**WORK REQUEST**
Return each line of the entries that holds the string "Number".
----- RECORDS PROVIDED -----
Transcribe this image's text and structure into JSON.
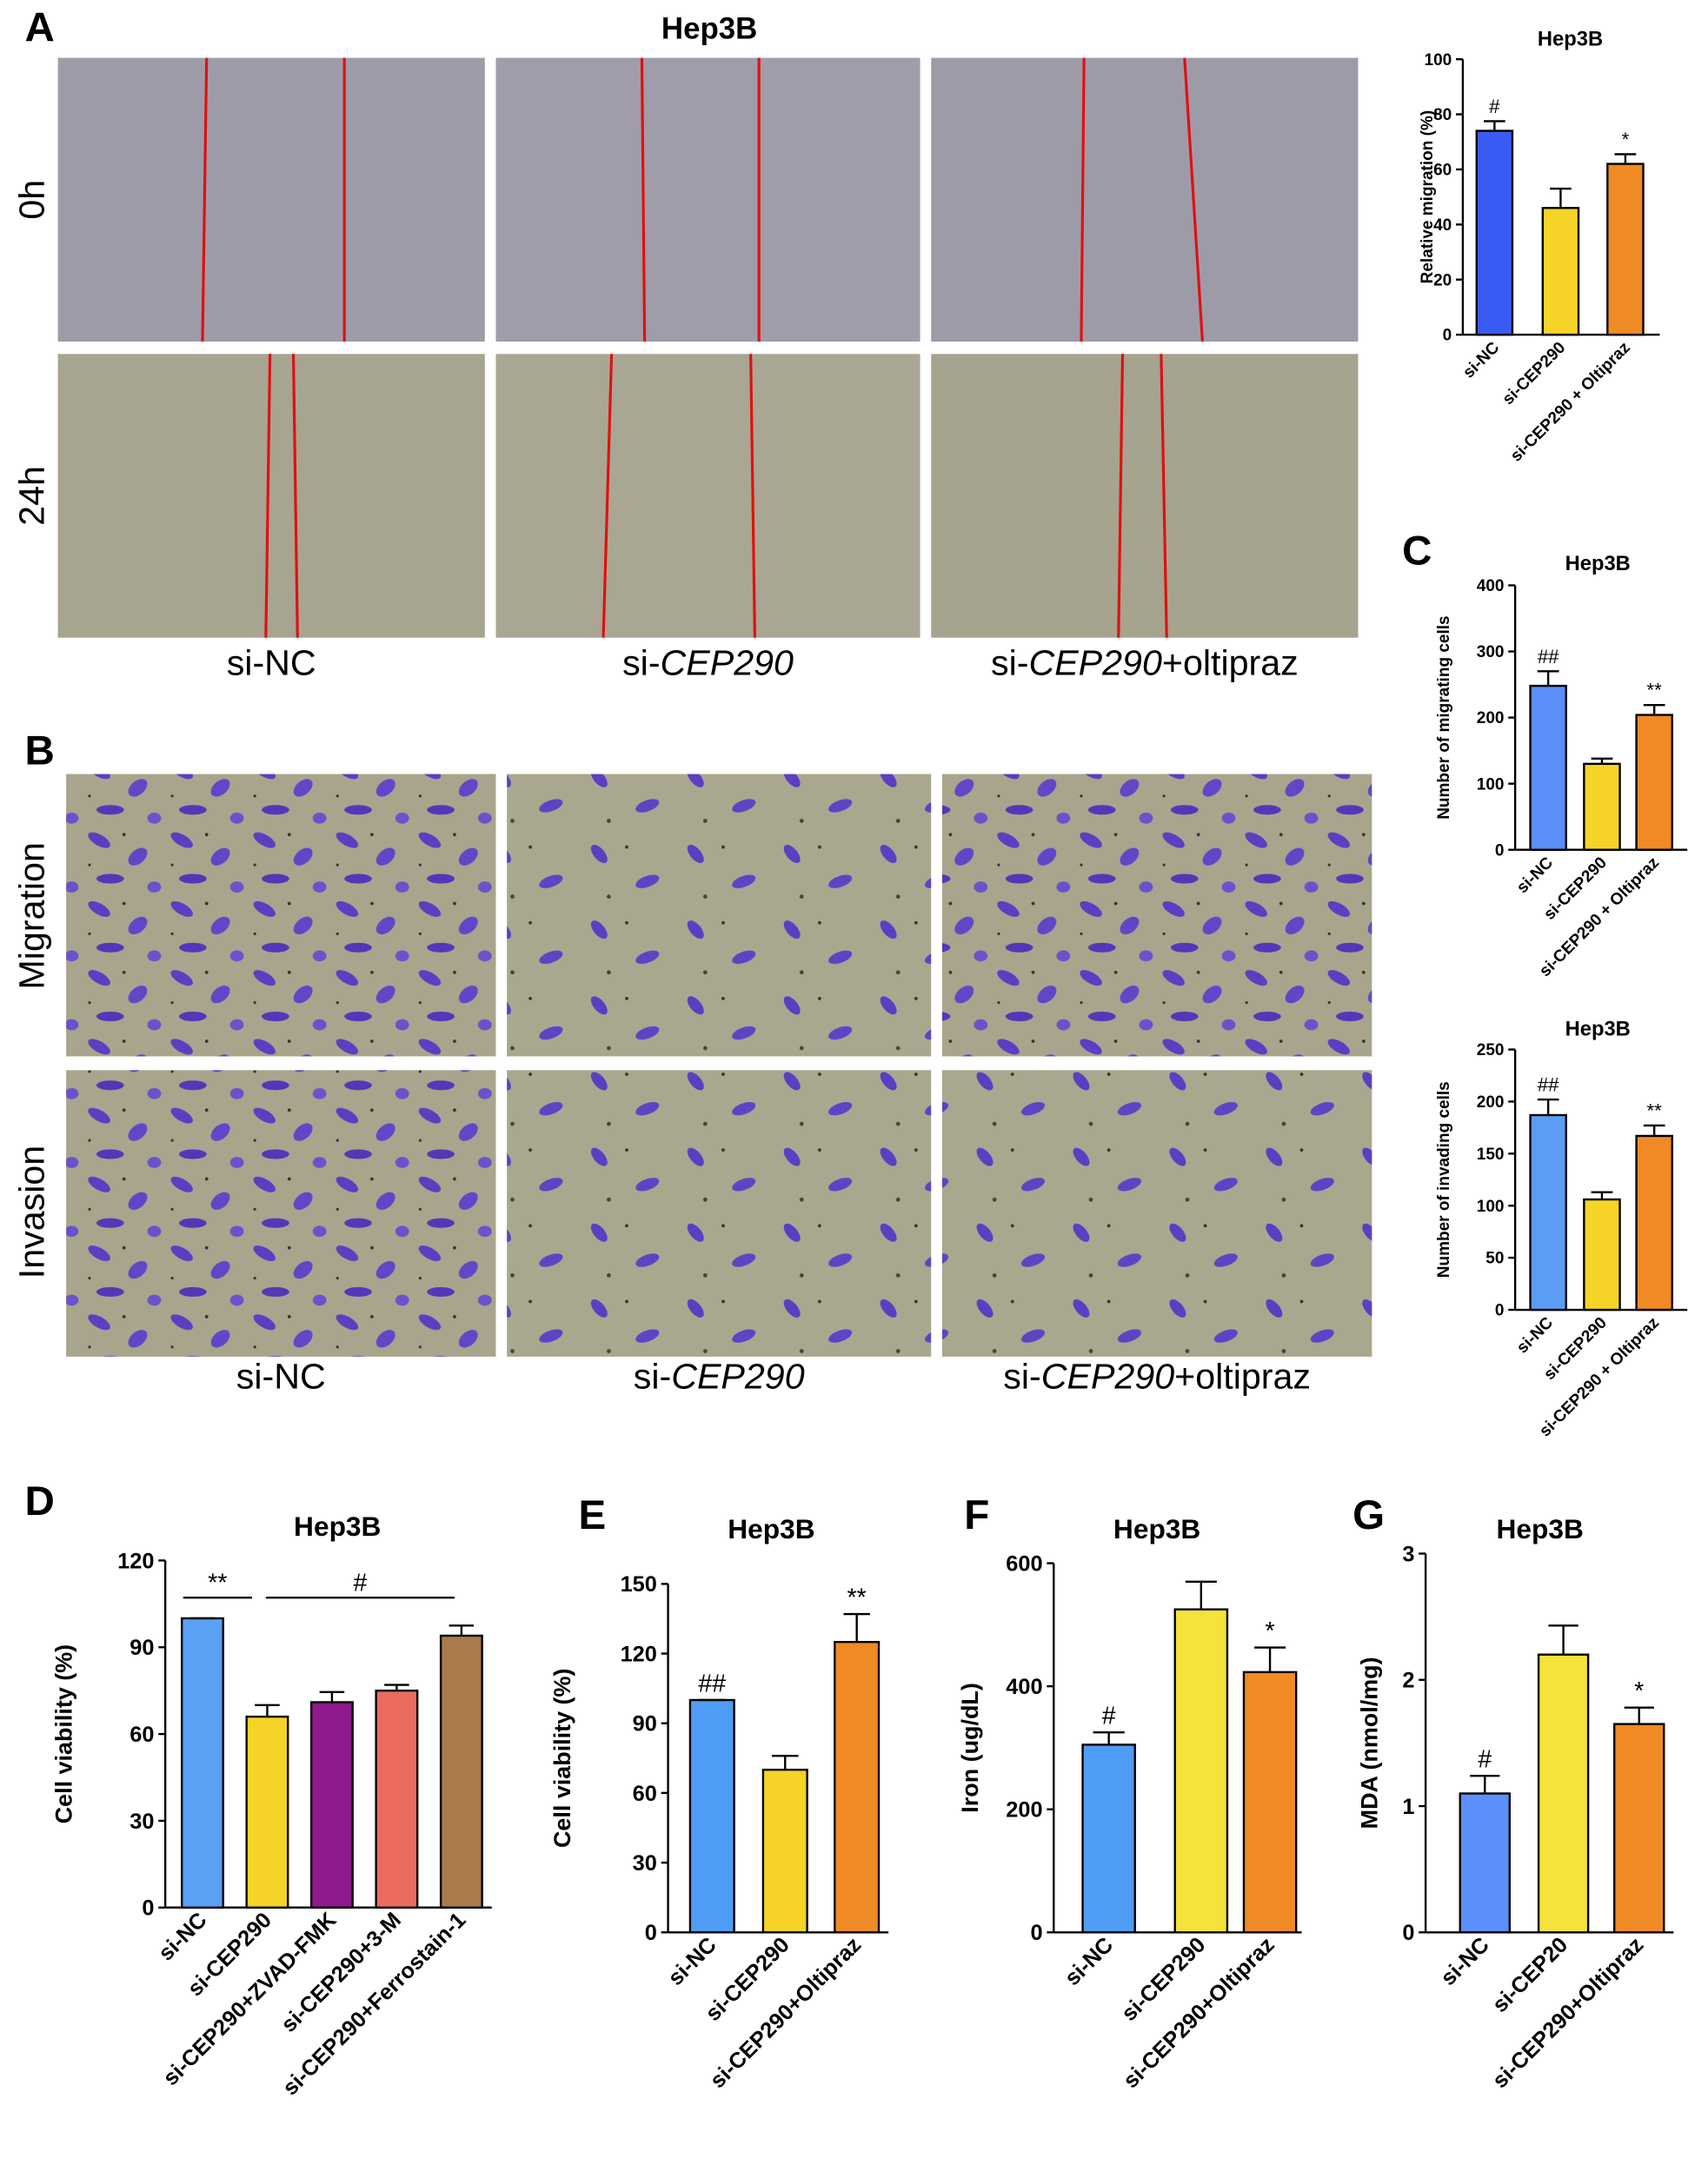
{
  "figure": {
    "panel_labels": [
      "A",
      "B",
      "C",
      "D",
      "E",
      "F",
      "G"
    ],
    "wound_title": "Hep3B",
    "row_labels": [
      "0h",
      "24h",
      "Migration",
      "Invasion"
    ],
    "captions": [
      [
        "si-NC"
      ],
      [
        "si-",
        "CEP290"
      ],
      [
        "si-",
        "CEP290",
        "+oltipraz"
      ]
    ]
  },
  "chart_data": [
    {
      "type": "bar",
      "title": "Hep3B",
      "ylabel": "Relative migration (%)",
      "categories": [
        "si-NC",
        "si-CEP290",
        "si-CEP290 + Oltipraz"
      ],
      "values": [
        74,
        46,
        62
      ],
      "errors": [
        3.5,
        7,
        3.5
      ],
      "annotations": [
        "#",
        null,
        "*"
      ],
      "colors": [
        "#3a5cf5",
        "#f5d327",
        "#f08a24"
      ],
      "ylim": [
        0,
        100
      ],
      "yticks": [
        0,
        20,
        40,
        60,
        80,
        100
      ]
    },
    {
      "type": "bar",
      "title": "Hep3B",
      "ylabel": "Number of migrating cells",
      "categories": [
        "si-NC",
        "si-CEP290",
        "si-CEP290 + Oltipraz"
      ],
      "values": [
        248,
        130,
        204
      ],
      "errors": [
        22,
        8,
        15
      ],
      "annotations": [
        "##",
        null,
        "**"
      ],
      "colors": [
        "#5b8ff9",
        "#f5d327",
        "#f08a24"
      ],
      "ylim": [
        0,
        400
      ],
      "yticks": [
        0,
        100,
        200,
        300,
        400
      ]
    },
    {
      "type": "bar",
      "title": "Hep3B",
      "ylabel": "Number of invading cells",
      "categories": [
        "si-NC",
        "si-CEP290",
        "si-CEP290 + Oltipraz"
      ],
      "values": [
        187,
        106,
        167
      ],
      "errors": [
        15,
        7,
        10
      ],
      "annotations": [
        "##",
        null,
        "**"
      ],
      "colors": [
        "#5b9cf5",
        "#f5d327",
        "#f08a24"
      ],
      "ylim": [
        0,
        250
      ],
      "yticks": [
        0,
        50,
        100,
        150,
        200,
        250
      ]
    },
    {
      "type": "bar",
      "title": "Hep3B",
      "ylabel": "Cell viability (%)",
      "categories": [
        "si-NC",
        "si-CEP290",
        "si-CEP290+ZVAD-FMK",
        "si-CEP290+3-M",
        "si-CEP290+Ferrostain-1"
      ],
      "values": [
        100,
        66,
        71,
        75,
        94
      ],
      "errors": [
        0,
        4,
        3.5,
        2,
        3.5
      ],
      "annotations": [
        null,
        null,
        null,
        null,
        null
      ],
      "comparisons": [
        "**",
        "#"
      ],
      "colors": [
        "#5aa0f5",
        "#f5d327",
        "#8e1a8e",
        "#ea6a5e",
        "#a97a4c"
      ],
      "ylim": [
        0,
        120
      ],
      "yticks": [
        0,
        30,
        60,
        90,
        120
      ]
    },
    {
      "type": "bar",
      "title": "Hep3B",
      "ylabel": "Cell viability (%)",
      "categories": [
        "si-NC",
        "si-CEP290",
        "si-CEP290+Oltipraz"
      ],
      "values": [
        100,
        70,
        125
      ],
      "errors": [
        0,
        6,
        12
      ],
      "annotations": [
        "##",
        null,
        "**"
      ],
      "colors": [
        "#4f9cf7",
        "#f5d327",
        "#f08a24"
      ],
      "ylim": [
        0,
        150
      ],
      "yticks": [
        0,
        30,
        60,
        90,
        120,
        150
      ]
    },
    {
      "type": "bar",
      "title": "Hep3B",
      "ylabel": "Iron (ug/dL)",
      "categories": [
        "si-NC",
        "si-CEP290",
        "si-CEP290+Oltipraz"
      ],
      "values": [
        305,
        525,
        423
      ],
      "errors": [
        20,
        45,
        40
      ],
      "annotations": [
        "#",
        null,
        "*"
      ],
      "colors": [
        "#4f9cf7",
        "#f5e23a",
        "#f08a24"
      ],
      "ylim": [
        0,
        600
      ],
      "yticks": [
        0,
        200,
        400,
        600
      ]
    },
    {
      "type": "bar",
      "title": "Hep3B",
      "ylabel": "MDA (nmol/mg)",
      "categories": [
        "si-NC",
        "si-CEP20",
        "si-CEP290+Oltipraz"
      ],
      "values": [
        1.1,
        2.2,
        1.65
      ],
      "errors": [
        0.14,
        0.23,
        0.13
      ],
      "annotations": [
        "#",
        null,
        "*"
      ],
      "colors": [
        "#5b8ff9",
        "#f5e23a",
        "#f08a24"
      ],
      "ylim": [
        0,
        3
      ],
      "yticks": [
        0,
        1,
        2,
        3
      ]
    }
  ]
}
-----
----- RECORDS PROVIDED -----
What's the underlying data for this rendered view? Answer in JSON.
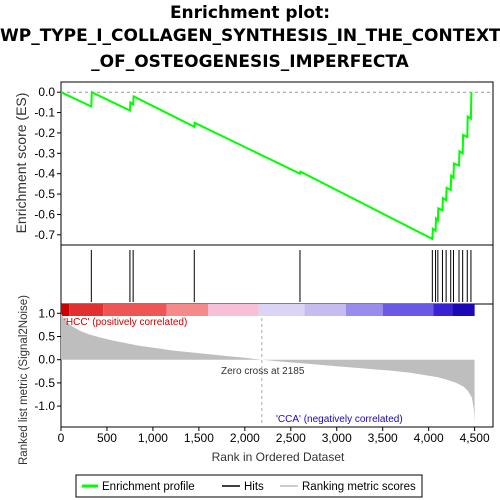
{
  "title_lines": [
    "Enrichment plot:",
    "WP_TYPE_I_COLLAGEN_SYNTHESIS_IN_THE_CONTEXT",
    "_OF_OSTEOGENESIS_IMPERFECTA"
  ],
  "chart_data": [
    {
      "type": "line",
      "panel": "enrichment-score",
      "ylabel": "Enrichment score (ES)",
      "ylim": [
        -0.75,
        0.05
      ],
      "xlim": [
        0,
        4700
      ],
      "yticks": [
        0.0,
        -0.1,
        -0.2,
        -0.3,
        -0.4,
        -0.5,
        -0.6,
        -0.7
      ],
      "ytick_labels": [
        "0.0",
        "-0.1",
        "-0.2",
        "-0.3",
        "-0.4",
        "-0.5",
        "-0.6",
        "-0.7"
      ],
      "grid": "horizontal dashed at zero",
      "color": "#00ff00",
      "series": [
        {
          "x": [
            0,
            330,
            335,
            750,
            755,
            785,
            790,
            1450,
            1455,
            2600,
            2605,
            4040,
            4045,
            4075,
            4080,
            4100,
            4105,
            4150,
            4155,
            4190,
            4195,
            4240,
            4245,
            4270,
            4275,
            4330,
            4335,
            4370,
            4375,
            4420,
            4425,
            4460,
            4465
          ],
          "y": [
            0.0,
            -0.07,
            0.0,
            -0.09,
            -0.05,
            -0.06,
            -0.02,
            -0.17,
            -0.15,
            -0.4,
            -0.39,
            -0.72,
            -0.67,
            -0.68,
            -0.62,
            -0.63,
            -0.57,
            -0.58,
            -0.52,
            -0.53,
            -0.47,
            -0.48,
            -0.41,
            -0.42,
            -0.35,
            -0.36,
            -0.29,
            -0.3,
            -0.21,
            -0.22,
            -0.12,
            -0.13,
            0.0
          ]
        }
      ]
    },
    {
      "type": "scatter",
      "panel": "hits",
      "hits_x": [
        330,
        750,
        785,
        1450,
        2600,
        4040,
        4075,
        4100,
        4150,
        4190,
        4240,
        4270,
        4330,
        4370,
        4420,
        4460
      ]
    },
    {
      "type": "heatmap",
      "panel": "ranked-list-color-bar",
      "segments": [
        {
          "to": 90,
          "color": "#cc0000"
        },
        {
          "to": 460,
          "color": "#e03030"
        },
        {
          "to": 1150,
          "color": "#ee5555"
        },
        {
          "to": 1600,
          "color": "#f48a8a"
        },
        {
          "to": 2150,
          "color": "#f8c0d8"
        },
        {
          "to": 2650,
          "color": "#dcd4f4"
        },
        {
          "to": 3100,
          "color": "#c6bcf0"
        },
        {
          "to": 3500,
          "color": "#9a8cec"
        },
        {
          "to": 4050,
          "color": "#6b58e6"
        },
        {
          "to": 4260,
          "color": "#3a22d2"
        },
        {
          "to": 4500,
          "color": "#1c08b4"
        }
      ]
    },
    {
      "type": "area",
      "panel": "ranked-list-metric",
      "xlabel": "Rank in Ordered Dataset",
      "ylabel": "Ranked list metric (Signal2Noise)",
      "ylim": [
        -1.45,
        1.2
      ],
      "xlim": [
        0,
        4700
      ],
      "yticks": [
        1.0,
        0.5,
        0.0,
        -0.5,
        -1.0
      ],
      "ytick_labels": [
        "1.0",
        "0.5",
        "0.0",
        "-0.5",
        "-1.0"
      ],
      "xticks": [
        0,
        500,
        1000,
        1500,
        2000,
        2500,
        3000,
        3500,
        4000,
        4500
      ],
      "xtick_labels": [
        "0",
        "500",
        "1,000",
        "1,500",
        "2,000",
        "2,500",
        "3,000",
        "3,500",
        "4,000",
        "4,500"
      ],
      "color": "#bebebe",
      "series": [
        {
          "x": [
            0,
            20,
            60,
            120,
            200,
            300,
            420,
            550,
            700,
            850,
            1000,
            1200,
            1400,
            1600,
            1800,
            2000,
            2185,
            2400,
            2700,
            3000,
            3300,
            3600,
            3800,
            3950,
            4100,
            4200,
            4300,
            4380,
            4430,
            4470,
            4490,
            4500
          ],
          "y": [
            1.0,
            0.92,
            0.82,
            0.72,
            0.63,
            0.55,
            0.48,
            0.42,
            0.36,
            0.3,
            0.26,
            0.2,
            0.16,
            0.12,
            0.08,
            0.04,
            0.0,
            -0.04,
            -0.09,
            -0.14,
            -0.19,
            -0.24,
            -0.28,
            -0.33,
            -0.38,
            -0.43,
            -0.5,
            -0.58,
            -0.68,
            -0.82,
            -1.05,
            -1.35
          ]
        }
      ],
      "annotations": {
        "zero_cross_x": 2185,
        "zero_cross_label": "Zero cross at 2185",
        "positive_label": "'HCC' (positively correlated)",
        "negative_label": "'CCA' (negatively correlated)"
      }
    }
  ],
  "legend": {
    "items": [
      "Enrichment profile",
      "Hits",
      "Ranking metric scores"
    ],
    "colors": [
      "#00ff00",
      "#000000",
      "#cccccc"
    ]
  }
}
-----
**FINISHED TASK**
      "ylabel": "Number of migrating cells",
      "ylabel": "Number of invading cells",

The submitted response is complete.